▸ WHAT IS EXPECTED
Search the material below for the word "Microsoft" and copy every line in which it occurs.

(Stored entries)
※ ※ ※

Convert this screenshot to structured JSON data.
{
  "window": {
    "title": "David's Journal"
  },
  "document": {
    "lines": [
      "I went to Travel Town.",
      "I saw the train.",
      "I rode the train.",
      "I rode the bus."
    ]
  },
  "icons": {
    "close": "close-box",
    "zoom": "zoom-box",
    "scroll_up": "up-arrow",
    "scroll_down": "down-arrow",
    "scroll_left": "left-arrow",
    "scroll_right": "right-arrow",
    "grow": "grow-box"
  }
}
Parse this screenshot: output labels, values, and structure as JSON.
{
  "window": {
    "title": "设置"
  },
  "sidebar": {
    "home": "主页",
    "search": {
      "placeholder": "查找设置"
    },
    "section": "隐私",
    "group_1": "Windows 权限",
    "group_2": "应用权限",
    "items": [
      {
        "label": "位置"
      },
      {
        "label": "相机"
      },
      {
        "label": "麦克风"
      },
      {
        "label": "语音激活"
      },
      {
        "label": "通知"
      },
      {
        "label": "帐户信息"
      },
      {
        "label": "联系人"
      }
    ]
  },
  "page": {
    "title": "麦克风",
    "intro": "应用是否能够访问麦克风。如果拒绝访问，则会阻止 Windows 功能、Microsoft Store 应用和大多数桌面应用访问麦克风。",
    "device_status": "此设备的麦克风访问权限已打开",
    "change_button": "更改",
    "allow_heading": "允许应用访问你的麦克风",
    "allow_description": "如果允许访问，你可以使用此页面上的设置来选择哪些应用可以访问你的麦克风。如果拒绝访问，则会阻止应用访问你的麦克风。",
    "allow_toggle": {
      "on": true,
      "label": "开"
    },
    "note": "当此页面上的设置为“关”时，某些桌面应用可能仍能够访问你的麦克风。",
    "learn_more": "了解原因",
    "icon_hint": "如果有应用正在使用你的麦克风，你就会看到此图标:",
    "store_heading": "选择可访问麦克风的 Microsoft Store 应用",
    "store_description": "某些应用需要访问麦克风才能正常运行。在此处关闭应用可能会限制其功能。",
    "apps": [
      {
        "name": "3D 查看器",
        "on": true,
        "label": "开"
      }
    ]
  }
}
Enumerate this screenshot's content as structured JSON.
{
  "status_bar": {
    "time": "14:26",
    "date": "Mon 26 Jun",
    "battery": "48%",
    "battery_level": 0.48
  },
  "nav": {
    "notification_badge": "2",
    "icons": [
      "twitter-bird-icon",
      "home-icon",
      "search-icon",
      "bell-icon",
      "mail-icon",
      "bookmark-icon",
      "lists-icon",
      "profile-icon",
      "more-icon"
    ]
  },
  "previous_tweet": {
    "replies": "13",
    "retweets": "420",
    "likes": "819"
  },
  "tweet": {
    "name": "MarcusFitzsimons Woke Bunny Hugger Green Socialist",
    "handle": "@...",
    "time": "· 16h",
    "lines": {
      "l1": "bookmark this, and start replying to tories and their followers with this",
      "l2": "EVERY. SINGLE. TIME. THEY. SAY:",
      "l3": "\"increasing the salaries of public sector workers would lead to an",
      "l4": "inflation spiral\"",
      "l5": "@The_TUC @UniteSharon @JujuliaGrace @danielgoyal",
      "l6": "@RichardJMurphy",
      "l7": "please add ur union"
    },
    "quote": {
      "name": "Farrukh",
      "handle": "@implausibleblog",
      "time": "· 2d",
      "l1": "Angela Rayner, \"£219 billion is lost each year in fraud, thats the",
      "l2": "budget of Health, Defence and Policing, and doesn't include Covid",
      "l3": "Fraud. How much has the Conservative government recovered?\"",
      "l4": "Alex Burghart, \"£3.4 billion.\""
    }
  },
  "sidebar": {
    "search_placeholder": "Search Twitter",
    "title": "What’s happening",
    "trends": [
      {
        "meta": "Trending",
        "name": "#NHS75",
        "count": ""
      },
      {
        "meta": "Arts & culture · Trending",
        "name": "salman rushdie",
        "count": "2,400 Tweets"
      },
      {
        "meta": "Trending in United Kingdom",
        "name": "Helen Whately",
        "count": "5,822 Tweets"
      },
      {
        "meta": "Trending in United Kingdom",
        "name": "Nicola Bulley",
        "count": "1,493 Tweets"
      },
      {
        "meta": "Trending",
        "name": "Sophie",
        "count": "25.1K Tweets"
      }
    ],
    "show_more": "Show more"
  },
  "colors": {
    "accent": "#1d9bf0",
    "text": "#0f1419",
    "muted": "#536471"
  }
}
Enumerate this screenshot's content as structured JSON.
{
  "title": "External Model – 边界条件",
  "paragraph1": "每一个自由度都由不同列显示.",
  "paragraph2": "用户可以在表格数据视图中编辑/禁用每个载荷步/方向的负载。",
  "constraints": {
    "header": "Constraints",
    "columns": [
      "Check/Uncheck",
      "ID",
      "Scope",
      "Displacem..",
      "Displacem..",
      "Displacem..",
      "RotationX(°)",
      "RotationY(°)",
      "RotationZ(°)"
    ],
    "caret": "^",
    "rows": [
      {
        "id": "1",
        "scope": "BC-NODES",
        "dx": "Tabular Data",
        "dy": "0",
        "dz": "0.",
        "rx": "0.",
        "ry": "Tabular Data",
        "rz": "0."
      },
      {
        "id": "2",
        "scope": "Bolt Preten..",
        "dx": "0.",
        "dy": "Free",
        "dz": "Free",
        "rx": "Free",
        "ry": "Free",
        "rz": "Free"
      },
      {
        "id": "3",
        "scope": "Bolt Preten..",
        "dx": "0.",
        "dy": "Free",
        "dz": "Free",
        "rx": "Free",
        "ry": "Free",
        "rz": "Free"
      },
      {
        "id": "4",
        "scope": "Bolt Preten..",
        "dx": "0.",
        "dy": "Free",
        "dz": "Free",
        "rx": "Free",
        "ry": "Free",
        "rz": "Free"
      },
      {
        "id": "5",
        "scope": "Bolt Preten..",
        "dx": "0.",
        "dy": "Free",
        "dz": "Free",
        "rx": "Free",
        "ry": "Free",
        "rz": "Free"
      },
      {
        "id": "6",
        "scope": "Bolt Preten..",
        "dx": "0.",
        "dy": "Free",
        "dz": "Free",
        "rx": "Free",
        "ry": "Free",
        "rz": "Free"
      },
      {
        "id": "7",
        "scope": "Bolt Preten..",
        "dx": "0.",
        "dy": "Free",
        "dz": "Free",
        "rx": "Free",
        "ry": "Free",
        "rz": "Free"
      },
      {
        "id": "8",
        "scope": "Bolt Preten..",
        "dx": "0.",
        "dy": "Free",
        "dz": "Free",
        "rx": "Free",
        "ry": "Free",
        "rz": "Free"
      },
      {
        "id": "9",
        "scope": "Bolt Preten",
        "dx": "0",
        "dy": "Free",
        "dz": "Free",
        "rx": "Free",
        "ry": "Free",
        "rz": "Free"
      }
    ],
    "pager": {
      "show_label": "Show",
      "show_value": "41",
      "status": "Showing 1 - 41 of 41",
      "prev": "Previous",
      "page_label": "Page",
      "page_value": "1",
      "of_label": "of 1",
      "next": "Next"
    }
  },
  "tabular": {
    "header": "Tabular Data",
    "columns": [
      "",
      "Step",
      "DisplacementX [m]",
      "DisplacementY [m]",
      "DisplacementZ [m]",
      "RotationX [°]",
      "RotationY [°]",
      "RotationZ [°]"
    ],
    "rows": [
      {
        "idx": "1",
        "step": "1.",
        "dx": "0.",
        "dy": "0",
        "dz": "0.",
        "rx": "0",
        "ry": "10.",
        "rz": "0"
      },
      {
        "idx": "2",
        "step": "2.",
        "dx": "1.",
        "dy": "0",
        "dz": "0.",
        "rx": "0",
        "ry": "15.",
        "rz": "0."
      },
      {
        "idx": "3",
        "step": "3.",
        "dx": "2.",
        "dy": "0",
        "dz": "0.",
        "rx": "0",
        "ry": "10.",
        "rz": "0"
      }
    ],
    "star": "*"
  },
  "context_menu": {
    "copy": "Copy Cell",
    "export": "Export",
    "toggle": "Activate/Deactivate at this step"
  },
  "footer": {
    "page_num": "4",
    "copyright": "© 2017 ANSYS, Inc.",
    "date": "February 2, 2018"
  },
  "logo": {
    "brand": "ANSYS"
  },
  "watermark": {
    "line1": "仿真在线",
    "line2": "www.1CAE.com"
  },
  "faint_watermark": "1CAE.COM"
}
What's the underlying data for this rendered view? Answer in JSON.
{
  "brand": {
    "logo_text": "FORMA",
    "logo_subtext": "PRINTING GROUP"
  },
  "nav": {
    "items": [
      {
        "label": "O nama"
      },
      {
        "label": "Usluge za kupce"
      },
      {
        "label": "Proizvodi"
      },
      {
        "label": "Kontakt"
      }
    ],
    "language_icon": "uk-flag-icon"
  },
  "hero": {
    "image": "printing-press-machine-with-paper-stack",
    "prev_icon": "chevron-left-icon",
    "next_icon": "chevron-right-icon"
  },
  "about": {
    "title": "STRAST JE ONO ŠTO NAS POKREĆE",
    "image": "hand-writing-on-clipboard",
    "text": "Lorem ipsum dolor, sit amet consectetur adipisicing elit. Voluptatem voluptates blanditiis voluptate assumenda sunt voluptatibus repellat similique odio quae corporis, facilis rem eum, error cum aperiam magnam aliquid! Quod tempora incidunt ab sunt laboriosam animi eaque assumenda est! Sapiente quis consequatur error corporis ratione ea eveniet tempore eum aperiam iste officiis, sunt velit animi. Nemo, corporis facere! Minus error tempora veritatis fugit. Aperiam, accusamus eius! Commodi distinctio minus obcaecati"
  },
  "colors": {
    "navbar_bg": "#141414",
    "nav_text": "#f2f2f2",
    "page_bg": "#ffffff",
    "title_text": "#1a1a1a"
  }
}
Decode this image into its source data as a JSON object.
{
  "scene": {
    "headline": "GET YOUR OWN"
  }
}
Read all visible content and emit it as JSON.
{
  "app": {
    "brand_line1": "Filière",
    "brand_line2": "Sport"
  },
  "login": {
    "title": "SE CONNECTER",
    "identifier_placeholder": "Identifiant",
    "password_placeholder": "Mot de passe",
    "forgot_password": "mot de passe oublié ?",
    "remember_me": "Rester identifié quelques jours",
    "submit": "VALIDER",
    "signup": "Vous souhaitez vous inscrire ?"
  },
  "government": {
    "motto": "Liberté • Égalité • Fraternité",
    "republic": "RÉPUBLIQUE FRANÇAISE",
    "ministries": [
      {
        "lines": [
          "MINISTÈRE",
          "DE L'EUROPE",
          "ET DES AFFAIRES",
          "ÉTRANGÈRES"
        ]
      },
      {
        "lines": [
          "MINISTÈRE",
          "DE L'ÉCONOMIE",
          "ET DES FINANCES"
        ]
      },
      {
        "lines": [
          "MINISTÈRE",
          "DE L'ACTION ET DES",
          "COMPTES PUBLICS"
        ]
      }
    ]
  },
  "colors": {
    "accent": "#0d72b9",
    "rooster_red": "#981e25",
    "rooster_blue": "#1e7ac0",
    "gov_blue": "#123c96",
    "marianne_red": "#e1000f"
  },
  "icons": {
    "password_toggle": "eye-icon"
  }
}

※ ※ ※

▸ SOLUTION BELOW
    "intro": "应用是否能够访问麦克风。如果拒绝访问，则会阻止 Windows 功能、Microsoft Store 应用和大多数桌面应用访问麦克风。",
    "store_heading": "选择可访问麦克风的 Microsoft Store 应用",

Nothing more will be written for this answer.